(Entries from a data source)

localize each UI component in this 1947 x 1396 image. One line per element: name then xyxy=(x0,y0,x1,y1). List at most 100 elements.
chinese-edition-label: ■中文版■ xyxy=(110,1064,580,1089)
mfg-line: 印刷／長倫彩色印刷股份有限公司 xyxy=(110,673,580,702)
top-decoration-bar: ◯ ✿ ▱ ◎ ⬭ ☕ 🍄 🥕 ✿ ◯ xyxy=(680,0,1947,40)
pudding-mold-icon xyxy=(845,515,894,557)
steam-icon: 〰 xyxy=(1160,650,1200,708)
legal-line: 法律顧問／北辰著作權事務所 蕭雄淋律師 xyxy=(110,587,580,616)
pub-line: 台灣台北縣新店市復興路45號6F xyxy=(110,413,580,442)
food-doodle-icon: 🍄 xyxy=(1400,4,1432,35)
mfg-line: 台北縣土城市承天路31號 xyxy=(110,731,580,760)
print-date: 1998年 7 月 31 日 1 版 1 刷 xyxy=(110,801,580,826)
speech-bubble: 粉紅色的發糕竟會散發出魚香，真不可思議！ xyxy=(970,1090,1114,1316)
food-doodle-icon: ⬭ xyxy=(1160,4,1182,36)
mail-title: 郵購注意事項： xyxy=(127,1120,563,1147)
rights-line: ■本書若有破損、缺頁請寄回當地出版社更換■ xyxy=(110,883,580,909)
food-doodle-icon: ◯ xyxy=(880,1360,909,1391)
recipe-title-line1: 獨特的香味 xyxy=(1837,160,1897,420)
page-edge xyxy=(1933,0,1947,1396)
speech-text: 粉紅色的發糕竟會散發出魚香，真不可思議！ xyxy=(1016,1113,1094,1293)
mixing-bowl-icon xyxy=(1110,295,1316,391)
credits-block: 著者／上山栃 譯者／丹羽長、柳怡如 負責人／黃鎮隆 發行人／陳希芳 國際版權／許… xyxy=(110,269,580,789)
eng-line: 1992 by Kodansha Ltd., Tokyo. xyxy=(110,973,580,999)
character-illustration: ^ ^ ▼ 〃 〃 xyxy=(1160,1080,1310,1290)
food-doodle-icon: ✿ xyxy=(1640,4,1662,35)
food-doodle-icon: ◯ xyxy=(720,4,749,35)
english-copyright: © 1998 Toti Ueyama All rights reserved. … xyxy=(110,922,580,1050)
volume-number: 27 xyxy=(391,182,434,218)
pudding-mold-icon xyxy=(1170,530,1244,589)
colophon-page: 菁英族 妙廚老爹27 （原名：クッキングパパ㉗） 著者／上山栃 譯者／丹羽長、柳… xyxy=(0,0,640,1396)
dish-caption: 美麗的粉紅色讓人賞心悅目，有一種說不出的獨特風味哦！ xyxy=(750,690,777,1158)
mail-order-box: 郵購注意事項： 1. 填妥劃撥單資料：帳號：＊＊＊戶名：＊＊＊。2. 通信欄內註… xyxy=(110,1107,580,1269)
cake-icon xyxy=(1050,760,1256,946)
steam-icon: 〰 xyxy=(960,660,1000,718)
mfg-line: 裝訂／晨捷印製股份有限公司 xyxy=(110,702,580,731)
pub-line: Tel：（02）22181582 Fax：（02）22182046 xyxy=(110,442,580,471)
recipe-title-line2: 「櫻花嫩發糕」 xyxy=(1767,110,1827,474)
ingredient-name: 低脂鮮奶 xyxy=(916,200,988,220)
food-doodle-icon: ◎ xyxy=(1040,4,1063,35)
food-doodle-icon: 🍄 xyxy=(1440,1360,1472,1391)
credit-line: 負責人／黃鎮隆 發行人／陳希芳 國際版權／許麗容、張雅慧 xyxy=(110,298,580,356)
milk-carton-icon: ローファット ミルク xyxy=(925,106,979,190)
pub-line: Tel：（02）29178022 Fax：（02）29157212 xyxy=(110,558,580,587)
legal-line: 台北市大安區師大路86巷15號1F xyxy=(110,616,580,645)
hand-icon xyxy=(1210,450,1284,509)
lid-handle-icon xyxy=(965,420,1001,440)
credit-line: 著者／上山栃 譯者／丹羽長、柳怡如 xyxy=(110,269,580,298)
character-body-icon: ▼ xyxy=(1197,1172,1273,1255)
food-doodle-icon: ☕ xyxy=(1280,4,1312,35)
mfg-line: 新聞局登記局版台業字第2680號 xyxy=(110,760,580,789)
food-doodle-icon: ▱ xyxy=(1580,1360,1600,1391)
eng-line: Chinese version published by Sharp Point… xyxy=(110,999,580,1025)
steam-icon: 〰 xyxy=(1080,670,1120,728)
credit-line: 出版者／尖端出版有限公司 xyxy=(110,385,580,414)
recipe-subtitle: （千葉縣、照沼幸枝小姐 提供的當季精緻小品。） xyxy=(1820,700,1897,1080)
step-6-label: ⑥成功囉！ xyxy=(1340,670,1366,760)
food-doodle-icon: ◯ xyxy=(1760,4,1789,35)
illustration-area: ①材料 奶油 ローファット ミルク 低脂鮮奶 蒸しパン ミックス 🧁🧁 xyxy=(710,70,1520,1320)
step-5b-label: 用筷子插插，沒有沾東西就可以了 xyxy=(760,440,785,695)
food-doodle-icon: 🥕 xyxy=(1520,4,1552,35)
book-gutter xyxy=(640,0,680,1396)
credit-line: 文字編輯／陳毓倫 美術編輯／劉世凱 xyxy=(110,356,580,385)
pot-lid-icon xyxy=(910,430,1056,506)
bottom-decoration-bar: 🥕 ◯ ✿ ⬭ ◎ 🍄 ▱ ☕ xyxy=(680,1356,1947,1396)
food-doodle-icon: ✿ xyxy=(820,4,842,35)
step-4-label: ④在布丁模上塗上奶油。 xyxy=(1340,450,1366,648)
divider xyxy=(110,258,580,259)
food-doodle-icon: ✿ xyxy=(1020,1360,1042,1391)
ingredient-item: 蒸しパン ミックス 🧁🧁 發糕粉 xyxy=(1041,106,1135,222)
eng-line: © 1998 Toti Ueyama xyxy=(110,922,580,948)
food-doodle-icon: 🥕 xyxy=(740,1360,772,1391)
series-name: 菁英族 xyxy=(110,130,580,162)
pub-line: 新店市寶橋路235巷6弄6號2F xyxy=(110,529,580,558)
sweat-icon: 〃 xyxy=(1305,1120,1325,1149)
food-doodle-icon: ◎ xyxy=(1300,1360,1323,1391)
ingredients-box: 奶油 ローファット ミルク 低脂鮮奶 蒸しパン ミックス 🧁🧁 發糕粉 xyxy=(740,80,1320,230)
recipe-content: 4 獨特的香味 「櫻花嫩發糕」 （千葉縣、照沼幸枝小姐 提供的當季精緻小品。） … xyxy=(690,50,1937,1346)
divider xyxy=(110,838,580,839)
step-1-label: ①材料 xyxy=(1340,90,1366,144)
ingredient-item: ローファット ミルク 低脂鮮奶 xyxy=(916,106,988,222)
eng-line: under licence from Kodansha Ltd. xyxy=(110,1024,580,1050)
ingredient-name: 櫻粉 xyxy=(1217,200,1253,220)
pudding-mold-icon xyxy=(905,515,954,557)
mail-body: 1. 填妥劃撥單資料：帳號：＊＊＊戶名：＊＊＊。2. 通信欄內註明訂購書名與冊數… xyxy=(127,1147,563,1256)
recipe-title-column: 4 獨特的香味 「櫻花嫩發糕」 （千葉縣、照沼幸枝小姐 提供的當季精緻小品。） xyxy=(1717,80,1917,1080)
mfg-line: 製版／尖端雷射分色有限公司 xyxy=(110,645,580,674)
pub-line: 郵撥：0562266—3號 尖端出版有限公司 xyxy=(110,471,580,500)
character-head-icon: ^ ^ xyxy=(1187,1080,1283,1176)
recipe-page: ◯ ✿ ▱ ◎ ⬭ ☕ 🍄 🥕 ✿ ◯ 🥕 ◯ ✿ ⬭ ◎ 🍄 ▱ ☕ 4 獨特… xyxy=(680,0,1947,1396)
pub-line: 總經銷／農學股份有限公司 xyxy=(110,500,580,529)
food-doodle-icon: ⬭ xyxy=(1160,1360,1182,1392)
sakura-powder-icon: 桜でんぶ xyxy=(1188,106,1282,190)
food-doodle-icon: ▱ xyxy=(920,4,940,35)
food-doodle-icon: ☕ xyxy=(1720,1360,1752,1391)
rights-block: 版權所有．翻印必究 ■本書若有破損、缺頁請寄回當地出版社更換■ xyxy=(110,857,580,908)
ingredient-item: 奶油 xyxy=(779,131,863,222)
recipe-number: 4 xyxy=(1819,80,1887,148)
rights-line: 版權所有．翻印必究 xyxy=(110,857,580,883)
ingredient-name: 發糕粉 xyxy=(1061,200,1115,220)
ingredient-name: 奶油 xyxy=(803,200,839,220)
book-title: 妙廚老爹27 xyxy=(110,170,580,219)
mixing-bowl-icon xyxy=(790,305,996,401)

** YOUR OBJECTIVE **
Can you rewrite the entries from the start through the line with "ingredient-name: 低脂鮮奶 xyxy=(916,200,988,220)", both ends included, swapping "mfg-line" for "manufacturing-line" and leaving everything else unchanged?

** ANSWER IN FULL **
localize each UI component in this 1947 x 1396 image. One line per element: name then xyxy=(x0,y0,x1,y1). List at most 100 elements.
chinese-edition-label: ■中文版■ xyxy=(110,1064,580,1089)
manufacturing-line: 印刷／長倫彩色印刷股份有限公司 xyxy=(110,673,580,702)
top-decoration-bar: ◯ ✿ ▱ ◎ ⬭ ☕ 🍄 🥕 ✿ ◯ xyxy=(680,0,1947,40)
pudding-mold-icon xyxy=(845,515,894,557)
steam-icon: 〰 xyxy=(1160,650,1200,708)
legal-line: 法律顧問／北辰著作權事務所 蕭雄淋律師 xyxy=(110,587,580,616)
pub-line: 台灣台北縣新店市復興路45號6F xyxy=(110,413,580,442)
food-doodle-icon: 🍄 xyxy=(1400,4,1432,35)
manufacturing-line: 台北縣土城市承天路31號 xyxy=(110,731,580,760)
print-date: 1998年 7 月 31 日 1 版 1 刷 xyxy=(110,801,580,826)
speech-bubble: 粉紅色的發糕竟會散發出魚香，真不可思議！ xyxy=(970,1090,1114,1316)
food-doodle-icon: ⬭ xyxy=(1160,4,1182,36)
mail-title: 郵購注意事項： xyxy=(127,1120,563,1147)
rights-line: ■本書若有破損、缺頁請寄回當地出版社更換■ xyxy=(110,883,580,909)
food-doodle-icon: ◯ xyxy=(880,1360,909,1391)
recipe-title-line1: 獨特的香味 xyxy=(1837,160,1897,420)
page-edge xyxy=(1933,0,1947,1396)
speech-text: 粉紅色的發糕竟會散發出魚香，真不可思議！ xyxy=(1016,1113,1094,1293)
mixing-bowl-icon xyxy=(1110,295,1316,391)
credits-block: 著者／上山栃 譯者／丹羽長、柳怡如 負責人／黃鎮隆 發行人／陳希芳 國際版權／許… xyxy=(110,269,580,789)
eng-line: 1992 by Kodansha Ltd., Tokyo. xyxy=(110,973,580,999)
character-illustration: ^ ^ ▼ 〃 〃 xyxy=(1160,1080,1310,1290)
food-doodle-icon: ✿ xyxy=(1640,4,1662,35)
food-doodle-icon: ◯ xyxy=(720,4,749,35)
english-copyright: © 1998 Toti Ueyama All rights reserved. … xyxy=(110,922,580,1050)
volume-number: 27 xyxy=(391,182,434,218)
pudding-mold-icon xyxy=(1170,530,1244,589)
colophon-page: 菁英族 妙廚老爹27 （原名：クッキングパパ㉗） 著者／上山栃 譯者／丹羽長、柳… xyxy=(0,0,640,1396)
dish-caption: 美麗的粉紅色讓人賞心悅目，有一種說不出的獨特風味哦！ xyxy=(750,690,777,1158)
mail-order-box: 郵購注意事項： 1. 填妥劃撥單資料：帳號：＊＊＊戶名：＊＊＊。2. 通信欄內註… xyxy=(110,1107,580,1269)
cake-icon xyxy=(1050,760,1256,946)
steam-icon: 〰 xyxy=(960,660,1000,718)
manufacturing-line: 裝訂／晨捷印製股份有限公司 xyxy=(110,702,580,731)
pub-line: Tel：（02）22181582 Fax：（02）22182046 xyxy=(110,442,580,471)
recipe-title-line2: 「櫻花嫩發糕」 xyxy=(1767,110,1827,474)
ingredient-name: 低脂鮮奶 xyxy=(916,200,988,220)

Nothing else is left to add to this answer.